#### WORK INSTRUCTIONS
In the lines below, find the one that contains "What data populates" and write it out exactly, along with every line that follows it.

--- BEGIN ---

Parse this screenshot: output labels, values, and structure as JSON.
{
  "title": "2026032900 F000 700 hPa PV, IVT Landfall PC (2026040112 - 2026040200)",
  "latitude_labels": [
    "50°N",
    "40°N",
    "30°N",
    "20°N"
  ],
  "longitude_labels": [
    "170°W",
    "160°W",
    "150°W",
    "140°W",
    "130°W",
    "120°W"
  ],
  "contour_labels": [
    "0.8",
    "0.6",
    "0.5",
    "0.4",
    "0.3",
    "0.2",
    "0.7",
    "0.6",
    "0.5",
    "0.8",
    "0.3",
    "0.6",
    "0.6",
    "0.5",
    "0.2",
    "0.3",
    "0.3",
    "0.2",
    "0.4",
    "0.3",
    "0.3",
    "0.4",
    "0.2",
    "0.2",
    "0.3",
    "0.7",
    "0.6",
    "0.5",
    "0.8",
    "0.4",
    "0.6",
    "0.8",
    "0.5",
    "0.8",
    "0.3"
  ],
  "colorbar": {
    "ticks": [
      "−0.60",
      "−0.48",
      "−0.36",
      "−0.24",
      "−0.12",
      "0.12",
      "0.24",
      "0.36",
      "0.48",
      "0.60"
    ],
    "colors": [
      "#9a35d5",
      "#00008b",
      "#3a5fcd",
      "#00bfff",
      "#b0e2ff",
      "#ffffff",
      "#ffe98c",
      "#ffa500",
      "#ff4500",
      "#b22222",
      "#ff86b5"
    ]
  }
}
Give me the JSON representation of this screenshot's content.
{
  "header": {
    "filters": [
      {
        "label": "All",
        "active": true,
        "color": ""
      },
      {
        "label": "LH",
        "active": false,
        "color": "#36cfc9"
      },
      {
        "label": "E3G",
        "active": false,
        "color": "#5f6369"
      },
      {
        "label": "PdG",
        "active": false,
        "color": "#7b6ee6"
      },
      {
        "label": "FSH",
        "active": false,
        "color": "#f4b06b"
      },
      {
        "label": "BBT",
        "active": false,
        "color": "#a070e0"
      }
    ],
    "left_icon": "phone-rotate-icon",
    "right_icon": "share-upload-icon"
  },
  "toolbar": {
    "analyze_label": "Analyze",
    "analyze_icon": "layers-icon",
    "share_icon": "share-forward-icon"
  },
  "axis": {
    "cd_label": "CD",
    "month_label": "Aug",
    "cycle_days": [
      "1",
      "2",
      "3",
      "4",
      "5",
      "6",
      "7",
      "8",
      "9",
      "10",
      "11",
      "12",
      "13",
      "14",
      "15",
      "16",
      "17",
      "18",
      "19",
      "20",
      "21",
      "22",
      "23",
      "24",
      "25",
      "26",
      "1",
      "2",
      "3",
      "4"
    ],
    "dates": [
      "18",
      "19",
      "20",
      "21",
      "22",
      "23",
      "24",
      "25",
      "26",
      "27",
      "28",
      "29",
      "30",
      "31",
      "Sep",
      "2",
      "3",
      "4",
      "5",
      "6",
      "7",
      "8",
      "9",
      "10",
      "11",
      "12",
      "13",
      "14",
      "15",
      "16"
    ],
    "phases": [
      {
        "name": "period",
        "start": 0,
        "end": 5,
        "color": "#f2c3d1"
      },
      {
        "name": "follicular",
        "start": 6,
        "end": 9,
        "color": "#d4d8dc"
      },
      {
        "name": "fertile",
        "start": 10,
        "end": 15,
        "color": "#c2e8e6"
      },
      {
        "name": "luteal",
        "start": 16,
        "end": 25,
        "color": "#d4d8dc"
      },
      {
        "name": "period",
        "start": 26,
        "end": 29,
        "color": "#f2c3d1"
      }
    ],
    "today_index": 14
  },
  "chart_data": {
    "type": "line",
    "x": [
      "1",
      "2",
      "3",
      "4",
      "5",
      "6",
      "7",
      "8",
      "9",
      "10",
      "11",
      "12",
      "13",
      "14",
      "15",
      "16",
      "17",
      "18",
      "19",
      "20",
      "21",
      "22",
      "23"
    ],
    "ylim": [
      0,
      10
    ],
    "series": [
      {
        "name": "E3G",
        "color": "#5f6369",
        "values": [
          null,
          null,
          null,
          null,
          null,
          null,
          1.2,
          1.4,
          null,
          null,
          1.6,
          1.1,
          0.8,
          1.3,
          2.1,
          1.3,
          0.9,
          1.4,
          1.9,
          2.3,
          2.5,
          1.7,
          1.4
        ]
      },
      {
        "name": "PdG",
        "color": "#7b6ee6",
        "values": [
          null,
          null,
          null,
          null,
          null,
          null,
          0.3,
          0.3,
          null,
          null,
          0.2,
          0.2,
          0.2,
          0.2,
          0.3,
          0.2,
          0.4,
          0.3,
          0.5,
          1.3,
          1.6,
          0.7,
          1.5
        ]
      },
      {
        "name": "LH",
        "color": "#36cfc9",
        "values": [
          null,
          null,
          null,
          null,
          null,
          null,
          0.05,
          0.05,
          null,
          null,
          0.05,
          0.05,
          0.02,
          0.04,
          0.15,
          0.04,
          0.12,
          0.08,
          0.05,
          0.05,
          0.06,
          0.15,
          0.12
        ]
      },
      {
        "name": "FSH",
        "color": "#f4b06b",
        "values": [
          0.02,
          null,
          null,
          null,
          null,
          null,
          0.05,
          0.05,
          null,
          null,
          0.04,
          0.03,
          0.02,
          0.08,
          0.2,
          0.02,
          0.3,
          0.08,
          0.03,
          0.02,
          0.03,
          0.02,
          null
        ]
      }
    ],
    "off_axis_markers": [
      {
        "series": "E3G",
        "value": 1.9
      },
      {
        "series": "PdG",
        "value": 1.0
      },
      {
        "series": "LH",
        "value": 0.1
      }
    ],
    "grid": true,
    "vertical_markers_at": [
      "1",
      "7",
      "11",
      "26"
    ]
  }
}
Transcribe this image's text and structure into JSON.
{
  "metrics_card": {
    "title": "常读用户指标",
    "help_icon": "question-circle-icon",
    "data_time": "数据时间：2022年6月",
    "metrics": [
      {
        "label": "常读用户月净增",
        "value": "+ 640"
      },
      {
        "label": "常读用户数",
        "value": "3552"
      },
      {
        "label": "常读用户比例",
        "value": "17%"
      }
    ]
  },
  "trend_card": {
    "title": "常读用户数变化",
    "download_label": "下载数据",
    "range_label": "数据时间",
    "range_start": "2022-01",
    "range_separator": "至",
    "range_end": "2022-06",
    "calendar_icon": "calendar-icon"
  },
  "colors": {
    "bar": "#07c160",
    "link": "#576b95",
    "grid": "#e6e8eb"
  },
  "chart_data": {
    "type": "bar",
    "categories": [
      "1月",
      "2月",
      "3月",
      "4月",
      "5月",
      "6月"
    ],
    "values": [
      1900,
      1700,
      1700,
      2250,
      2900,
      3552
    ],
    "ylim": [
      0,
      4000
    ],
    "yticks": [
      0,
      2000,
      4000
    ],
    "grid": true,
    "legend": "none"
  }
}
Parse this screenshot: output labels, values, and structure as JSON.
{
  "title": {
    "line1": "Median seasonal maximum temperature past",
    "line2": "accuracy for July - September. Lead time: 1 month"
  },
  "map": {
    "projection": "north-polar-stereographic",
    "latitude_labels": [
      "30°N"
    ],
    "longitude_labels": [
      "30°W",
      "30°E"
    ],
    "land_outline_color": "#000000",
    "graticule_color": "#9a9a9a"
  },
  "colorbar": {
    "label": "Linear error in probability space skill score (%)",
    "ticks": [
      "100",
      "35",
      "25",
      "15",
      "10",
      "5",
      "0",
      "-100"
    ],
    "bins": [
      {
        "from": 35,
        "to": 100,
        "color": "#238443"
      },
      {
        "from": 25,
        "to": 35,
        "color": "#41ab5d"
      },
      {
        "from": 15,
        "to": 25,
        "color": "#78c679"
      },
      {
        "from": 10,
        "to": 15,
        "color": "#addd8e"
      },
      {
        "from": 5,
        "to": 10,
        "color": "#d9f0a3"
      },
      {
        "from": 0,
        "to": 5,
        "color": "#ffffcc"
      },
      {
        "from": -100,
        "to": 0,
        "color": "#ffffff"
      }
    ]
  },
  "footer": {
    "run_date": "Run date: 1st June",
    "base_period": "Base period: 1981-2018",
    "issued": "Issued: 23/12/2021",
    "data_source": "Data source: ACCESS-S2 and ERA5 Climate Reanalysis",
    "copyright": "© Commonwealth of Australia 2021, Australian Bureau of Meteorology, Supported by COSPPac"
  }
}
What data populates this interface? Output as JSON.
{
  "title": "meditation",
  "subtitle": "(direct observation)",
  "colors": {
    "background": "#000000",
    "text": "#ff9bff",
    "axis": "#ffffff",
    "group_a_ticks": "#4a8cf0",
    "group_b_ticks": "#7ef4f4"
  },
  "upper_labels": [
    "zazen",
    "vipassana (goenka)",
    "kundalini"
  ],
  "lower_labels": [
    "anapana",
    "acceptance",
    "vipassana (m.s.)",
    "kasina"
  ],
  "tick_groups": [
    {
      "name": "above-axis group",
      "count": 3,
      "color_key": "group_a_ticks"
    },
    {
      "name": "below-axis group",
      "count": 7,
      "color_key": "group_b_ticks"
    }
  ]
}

--- END ---

#### FULL OUTPUT
What data populates this interface? Output as JSON.
{
  "title": "meditation",
  "subtitle": "(direct observation)",
  "colors": {
    "background": "#000000",
    "text": "#ff9bff",
    "axis": "#ffffff",
    "group_a_ticks": "#4a8cf0",
    "group_b_ticks": "#7ef4f4"
  },
  "upper_labels": [
    "zazen",
    "vipassana (goenka)",
    "kundalini"
  ],
  "lower_labels": [
    "anapana",
    "acceptance",
    "vipassana (m.s.)",
    "kasina"
  ],
  "tick_groups": [
    {
      "name": "above-axis group",
      "count": 3,
      "color_key": "group_a_ticks"
    },
    {
      "name": "below-axis group",
      "count": 7,
      "color_key": "group_b_ticks"
    }
  ]
}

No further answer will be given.